I believe it's truly important that US hunters support our northern neighbors. If Canada waterfowling was banned...that would give PETA a huge shift in resources against us in the future.

I think there was an article pertaining to part of this in the recent Dakota Country. If you skimmed past it, I'd look it up again. I think it was Nelson's.


----------



## Perry Thorvig (Mar 6, 2002)

Yes, it is true the number of Canadians hunting is way down in the last 15 years. (Fortunately, they are just making way for more Americans to enter the country to hunt.)But, I don't believe that Canada is going to shut down hunting. How could a country founded on the exploration of the Hudson Bay Company connected trappers and hunters close down hunting?

Also, some of the same economic issues are present as in the North Dakota non-resident debate. There are some economic benefits to a lot of Canadian small towns who host hunters in the fall.

Finally, I remember the remark made by a youngster in Boissevain a couple of years ago. The person said, "Boy, I just love it in the fall when the hunters come to town. This place finally has some life for a few weeks."

I realize that the folks in Ottawa, Montreal, and Toronto could roll right over the wishes of the folks in Boissevain, Deloraine, and Wadena, Saskatchewan. But, why should they alienate those folks any further? The anti-hunters are already winning the battle without outlawing hunting. Numbers of resident hunters are already declining. Maybe it has more to do with the exchange rate and the price of shells for a Canadian kid to go out and pop a few mallards.


----------



## prairie hunter (Mar 13, 2002)

Here are the numbers ducumented in Field and Stream magazine (Feb 02).

All Canadian waterfowl hunters:
1978 : 524,926
2002 : 197,584

Manitoba waterfowl hunters:
 1978 : 46,050
2002 : 11,051

I believe that Chris is correct, the anti-hunting movement story was is Dakota Country.

I honestly believe that waterfowl hunting could be in jeapordy in Canada. Toronto and the rest of the east side of Canada could probably care less is they offended the agricultural west.

Again, spring bear hunting is already banned in Ontario. Mountain lion hunting has been stopped in California.

The "PETA" groups attack fringe segments in hunting because over all apathy to these segments may wane. Hunting bears over bait will likely become an issue in Canada and/or Minnesota in the next few years.

Colorado and/or Montana may have already banned bear baiting.

Read the MPSL Tribune. Fox hunting with hounds and horses will be banned in Scotland even though it accounts for less than 10% of the fox harvest.

They slowly chip away and win small battles. Hunters often disagree themselves on the ethics of some types of hunting.

Layout element entries:

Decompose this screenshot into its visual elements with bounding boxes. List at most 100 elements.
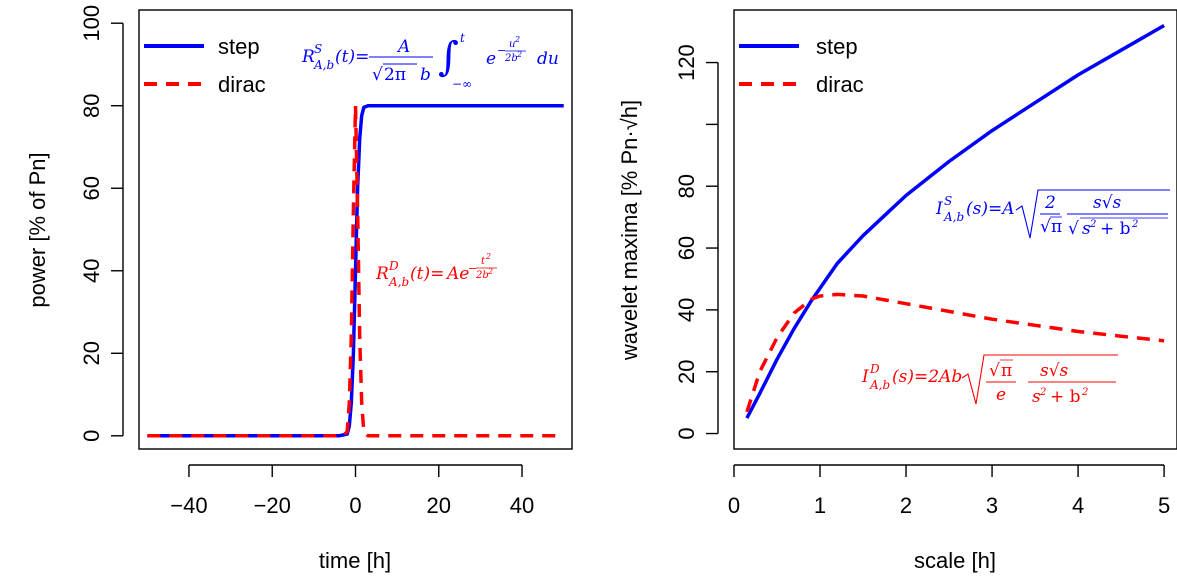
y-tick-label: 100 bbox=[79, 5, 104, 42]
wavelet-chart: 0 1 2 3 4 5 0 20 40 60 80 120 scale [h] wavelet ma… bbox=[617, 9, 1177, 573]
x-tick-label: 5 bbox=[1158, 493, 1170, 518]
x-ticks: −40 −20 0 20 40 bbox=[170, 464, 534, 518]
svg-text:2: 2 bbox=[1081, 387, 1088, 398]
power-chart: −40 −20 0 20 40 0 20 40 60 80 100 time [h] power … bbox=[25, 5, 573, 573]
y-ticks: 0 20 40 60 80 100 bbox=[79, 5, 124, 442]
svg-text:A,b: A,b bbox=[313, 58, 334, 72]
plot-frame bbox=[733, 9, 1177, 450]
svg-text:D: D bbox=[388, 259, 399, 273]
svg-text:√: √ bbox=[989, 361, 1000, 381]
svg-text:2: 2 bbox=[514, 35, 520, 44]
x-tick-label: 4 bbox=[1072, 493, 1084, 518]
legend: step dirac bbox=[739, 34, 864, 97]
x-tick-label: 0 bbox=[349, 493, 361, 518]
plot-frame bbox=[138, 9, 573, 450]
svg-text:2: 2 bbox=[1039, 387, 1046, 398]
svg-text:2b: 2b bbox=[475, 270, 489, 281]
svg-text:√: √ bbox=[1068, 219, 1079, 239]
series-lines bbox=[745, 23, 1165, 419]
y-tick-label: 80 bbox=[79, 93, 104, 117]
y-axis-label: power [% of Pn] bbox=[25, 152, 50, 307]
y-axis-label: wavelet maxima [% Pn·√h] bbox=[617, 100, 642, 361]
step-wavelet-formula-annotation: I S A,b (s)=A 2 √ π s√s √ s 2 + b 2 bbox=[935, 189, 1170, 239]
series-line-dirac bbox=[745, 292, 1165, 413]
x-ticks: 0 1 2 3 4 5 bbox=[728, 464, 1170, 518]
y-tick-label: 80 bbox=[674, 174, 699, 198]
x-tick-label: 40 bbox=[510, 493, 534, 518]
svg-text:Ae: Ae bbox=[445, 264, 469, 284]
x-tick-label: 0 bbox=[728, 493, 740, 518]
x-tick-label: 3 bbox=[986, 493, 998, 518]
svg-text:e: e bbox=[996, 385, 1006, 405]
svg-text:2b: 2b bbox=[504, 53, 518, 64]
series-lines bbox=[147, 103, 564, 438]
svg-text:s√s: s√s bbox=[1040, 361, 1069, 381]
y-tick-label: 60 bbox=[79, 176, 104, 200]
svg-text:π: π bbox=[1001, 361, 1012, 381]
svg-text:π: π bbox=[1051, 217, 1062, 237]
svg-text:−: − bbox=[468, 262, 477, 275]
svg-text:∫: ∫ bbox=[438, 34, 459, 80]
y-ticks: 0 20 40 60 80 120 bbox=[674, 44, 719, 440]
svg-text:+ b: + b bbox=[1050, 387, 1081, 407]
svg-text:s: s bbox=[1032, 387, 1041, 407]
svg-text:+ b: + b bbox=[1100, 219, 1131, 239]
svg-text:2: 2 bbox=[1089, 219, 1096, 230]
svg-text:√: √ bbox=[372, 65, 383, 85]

■ WRITTEN PROBLEM 1 ■
Condense the paragraph beginning "I realize that the folks in Ottawa" from the thread on Canadian waterfowl hunting, keeping its main facts.
■ WRITTEN PROBLEM 2 ■
Supply the next part of the thread on Canadian waterfowl hunting, picking up after its final sentence.

■ TASK RESULT 1 ■
Residents of Ottawa, Montreal, and Toronto could override the wishes of residents of Boissevain, Deloraine, and Wadena, Saskatchewan, but the writer asks why they would alienate those people further. Anti-hunters are already winning without outlawing hunting, since the number of resident hunters is already falling. That decline may owe more to the exchange rate and the price of shells for a young Canadian hunter.

■ TASK RESULT 2 ■
I have a tough time with some of the NRA stances on some issues, BUT I remember their philosophy of protecting all gun rights (even the issues on the fringe).

The Canadians gun owners lacked the ability to stop the gun registration, mandatory gun lockers, gun entry fees for Americans, etc... Canadain hunters may lack any organization to fight this anti waterfowl hunting battle either.

Make no assumptions in politics.


----------



## Matt Jones (Mar 6, 2002)

Just look at how leftist Canada has become. They have made it real tough to own a gun and they have a strong animal rights movement. I hope something up there changes but from how it looks now...well, it isn't good.


----------



## Dr. Bob (Mar 3, 2002)

It kinda makes me feel bad (or I should say confused) about raising my children the way I do. I am introducing them to all of these outdoor things that I love and am also teaching them respect for others, responsibility, ect. ect.

It SUCKS that they will have a much harder time in the future standing up for these things that we hold so dear.

It seems most of the world these days only thinks of "Me" and does not care if others are losing freedoms just so long as it does not directly effect them!!!

I hate to think of what the future holds for all the young folks.

On a brighter note - I sure enjoy seeing the positive conversations that take place here and listening to people working TOGETHER on these issues. There is hope!!!

Dr. Bob

[ This Message was edited by: Dr. Bob on 2002-03-21 16:42 ]


----------



## Fetch (Mar 1, 2002)

I've been thinking about a trip to Canada for several years. The SOB's just don't come here like they used to.

Someone needs to spread the word to Non residents that think a combo SOB & duck hunt in ND is a good deal - Well Forget It. If any do make it here, they are so persued, by so many, it is terrible. Any refuges holding any are so leased up by guides & outfitters, It is aweful!!! I have all but quit hunting them - The one time I did last fall, turned into a hassle.

I want to go up into Canada & see what the hold up is ??? From Devils Lake where is the biggest concentration of SOB's to the north been ??? Where a person can get permission to hunt them for a week ??? Mostly will be a scouting trip. But may hunt a few, if it is do-able ???

I have killed so many in the oldin days :grin: when it was FUN in ND - I know there is some good shoots later, as they do move thru.(I'm too broke & tired by then) But I want to see em at their peak build up & find em feeding all over, like it once was here ??? What does it cost to go over the border for a few days ??? How do they sell licenses ??? By the week or season ??? Has the drought up there put them in a more concentrated areas ??? Are Farmers / Landowners as hard to locate as here ???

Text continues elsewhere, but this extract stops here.